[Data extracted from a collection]
----------------
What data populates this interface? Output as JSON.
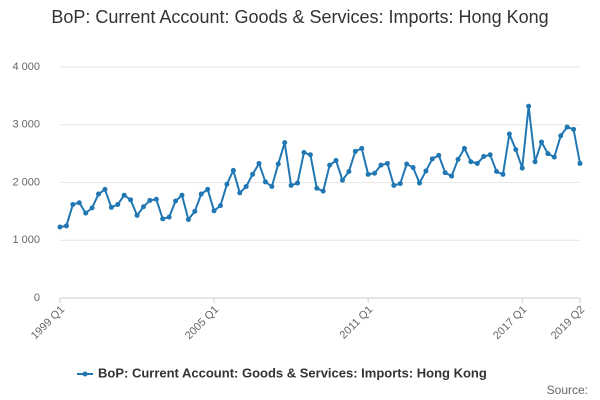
{
  "chart_data": {
    "type": "line",
    "title": "BoP: Current Account: Goods & Services: Imports: Hong Kong",
    "categories": [
      "1999 Q1",
      null,
      null,
      null,
      null,
      null,
      null,
      null,
      null,
      null,
      null,
      null,
      null,
      null,
      null,
      null,
      null,
      null,
      null,
      null,
      null,
      null,
      null,
      null,
      "2005 Q1",
      null,
      null,
      null,
      null,
      null,
      null,
      null,
      null,
      null,
      null,
      null,
      null,
      null,
      null,
      null,
      null,
      null,
      null,
      null,
      null,
      null,
      null,
      null,
      "2011 Q1",
      null,
      null,
      null,
      null,
      null,
      null,
      null,
      null,
      null,
      null,
      null,
      null,
      null,
      null,
      null,
      null,
      null,
      null,
      null,
      null,
      null,
      null,
      null,
      "2017 Q1",
      null,
      null,
      null,
      null,
      null,
      null,
      null,
      null,
      "2019 Q2"
    ],
    "series": [
      {
        "name": "BoP: Current Account: Goods & Services: Imports: Hong Kong",
        "color": "#2077b4",
        "values": [
          1230,
          1250,
          1620,
          1650,
          1470,
          1560,
          1800,
          1880,
          1570,
          1620,
          1780,
          1700,
          1430,
          1580,
          1690,
          1710,
          1370,
          1400,
          1680,
          1780,
          1360,
          1500,
          1800,
          1880,
          1510,
          1600,
          1970,
          2210,
          1820,
          1930,
          2140,
          2330,
          2010,
          1930,
          2320,
          2690,
          1950,
          1990,
          2520,
          2480,
          1900,
          1850,
          2300,
          2380,
          2040,
          2190,
          2540,
          2590,
          2140,
          2160,
          2300,
          2330,
          1950,
          1980,
          2320,
          2260,
          1990,
          2200,
          2410,
          2470,
          2170,
          2110,
          2400,
          2590,
          2360,
          2330,
          2450,
          2480,
          2190,
          2140,
          2840,
          2570,
          2250,
          3320,
          2360,
          2700,
          2500,
          2440,
          2810,
          2960,
          2920,
          2330
        ]
      }
    ],
    "ylim": [
      0,
      4000
    ],
    "yticks": [
      0,
      {
        "value": 1000,
        "label": "1 000"
      },
      {
        "value": 2000,
        "label": "2 000"
      },
      {
        "value": 3000,
        "label": "3 000"
      },
      {
        "value": 4000,
        "label": "4 000"
      }
    ],
    "grid": true,
    "legend": "bottom",
    "source": "Source:"
  }
}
----------------
Exercise details — Each entry above should be reproduced exactly, with the pictures removed.

Result for this exercise —
What data populates this interface? Output as JSON.
{
  "chart_data": {
    "type": "line",
    "title": "BoP: Current Account: Goods & Services: Imports: Hong Kong",
    "categories": [
      "1999 Q1",
      null,
      null,
      null,
      null,
      null,
      null,
      null,
      null,
      null,
      null,
      null,
      null,
      null,
      null,
      null,
      null,
      null,
      null,
      null,
      null,
      null,
      null,
      null,
      "2005 Q1",
      null,
      null,
      null,
      null,
      null,
      null,
      null,
      null,
      null,
      null,
      null,
      null,
      null,
      null,
      null,
      null,
      null,
      null,
      null,
      null,
      null,
      null,
      null,
      "2011 Q1",
      null,
      null,
      null,
      null,
      null,
      null,
      null,
      null,
      null,
      null,
      null,
      null,
      null,
      null,
      null,
      null,
      null,
      null,
      null,
      null,
      null,
      null,
      null,
      "2017 Q1",
      null,
      null,
      null,
      null,
      null,
      null,
      null,
      null,
      "2019 Q2"
    ],
    "series": [
      {
        "name": "BoP: Current Account: Goods & Services: Imports: Hong Kong",
        "color": "#2077b4",
        "values": [
          1230,
          1250,
          1620,
          1650,
          1470,
          1560,
          1800,
          1880,
          1570,
          1620,
          1780,
          1700,
          1430,
          1580,
          1690,
          1710,
          1370,
          1400,
          1680,
          1780,
          1360,
          1500,
          1800,
          1880,
          1510,
          1600,
          1970,
          2210,
          1820,
          1930,
          2140,
          2330,
          2010,
          1930,
          2320,
          2690,
          1950,
          1990,
          2520,
          2480,
          1900,
          1850,
          2300,
          2380,
          2040,
          2190,
          2540,
          2590,
          2140,
          2160,
          2300,
          2330,
          1950,
          1980,
          2320,
          2260,
          1990,
          2200,
          2410,
          2470,
          2170,
          2110,
          2400,
          2590,
          2360,
          2330,
          2450,
          2480,
          2190,
          2140,
          2840,
          2570,
          2250,
          3320,
          2360,
          2700,
          2500,
          2440,
          2810,
          2960,
          2920,
          2330
        ]
      }
    ],
    "ylim": [
      0,
      4000
    ],
    "yticks": [
      0,
      {
        "value": 1000,
        "label": "1 000"
      },
      {
        "value": 2000,
        "label": "2 000"
      },
      {
        "value": 3000,
        "label": "3 000"
      },
      {
        "value": 4000,
        "label": "4 000"
      }
    ],
    "grid": true,
    "legend": "bottom",
    "source": "Source:"
  }
}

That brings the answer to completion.